◆ **Given information**:
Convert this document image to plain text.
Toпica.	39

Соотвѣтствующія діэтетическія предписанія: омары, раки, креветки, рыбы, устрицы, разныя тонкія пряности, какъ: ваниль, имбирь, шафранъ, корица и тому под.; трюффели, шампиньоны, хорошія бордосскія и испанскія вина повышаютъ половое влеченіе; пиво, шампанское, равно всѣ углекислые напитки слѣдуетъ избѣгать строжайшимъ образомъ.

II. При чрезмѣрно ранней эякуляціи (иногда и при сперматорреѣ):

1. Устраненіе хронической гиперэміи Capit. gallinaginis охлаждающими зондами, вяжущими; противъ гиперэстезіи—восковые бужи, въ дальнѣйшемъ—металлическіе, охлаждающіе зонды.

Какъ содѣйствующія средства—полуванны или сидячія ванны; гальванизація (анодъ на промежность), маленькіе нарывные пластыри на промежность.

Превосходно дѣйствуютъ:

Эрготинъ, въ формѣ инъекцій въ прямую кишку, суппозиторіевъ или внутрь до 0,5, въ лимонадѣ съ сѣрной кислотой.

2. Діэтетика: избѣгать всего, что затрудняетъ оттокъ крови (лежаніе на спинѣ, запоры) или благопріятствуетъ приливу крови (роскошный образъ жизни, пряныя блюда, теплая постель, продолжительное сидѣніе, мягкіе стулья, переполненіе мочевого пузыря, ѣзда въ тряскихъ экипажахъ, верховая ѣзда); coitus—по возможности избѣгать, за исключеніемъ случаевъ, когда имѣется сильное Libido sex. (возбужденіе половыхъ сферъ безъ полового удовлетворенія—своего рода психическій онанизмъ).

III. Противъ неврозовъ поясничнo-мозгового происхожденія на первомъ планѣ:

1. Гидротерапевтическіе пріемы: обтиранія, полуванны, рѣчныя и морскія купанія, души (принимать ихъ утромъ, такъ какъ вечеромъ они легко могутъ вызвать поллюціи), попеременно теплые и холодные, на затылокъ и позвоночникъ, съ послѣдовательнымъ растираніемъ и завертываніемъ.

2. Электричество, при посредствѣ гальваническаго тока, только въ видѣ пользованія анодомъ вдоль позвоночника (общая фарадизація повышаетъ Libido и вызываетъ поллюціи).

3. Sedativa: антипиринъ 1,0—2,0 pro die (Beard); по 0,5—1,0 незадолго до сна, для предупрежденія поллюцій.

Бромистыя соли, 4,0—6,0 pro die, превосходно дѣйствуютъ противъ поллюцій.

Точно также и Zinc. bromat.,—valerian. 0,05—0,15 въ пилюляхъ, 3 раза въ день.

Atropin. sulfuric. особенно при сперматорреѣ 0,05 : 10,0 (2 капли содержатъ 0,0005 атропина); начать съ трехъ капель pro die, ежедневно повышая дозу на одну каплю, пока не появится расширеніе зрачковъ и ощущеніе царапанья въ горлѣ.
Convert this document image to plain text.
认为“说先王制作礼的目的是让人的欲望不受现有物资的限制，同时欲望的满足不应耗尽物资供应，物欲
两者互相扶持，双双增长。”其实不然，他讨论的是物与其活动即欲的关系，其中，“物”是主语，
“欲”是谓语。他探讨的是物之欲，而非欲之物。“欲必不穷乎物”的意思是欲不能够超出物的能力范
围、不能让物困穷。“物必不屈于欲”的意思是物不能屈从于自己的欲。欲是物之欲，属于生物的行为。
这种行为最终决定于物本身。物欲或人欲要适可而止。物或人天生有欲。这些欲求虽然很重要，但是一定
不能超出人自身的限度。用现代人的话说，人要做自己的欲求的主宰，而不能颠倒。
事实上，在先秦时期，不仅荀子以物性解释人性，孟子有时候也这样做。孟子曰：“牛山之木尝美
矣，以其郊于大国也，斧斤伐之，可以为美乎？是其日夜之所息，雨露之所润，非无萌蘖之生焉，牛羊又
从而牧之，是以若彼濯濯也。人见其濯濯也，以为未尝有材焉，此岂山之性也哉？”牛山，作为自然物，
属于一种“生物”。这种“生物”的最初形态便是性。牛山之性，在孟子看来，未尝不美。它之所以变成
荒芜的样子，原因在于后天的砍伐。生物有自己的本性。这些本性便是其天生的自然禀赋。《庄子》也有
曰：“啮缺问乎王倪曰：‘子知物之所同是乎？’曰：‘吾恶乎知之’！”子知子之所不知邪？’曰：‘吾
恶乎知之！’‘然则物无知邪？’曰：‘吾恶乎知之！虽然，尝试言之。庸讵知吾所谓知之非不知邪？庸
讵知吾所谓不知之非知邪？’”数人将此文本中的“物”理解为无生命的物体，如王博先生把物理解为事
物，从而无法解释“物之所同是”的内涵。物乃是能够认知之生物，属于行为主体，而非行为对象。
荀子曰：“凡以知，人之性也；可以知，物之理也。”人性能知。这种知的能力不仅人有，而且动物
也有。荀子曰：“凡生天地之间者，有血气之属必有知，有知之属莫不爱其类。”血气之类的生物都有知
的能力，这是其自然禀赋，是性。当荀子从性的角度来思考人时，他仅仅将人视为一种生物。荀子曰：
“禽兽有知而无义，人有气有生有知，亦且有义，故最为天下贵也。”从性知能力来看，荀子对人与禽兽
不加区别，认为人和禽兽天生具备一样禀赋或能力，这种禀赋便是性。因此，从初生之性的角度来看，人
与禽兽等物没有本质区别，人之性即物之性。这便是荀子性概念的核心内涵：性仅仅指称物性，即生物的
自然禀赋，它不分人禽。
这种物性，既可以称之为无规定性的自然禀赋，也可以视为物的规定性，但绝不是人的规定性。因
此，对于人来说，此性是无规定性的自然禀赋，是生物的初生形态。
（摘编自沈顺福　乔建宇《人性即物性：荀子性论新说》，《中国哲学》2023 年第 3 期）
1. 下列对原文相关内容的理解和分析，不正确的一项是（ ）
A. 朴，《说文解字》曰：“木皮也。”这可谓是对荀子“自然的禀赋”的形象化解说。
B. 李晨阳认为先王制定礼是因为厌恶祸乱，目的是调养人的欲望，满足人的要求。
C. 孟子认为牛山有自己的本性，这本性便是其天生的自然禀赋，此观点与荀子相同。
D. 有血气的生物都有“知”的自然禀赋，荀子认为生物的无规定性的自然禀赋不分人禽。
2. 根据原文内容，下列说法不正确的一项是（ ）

◆ **Task directions**: Check every line of the data above for the string "избѣгать", and copy those that have it.

◆ **The result**:
Соотвѣтствующія діэтетическія предписанія: омары, раки, креветки, рыбы, устрицы, разныя тонкія пряности, какъ: ваниль, имбирь, шафранъ, корица и тому под.; трюффели, шампиньоны, хорошія бордосскія и испанскія вина повышаютъ половое влеченіе; пиво, шампанское, равно всѣ углекислые напитки слѣдуетъ избѣгать строжайшимъ образомъ.
2. Діэтетика: избѣгать всего, что затрудняетъ оттокъ крови (лежаніе на спинѣ, запоры) или благопріятствуетъ приливу крови (роскошный образъ жизни, пряныя блюда, теплая постель, продолжительное сидѣніе, мягкіе стулья, переполненіе мочевого пузыря, ѣзда въ тряскихъ экипажахъ, верховая ѣзда); coitus—по возможности избѣгать, за исключеніемъ случаевъ, когда имѣется сильное Libido sex. (возбужденіе половыхъ сферъ безъ полового удовлетворенія—своего рода психическій онанизмъ).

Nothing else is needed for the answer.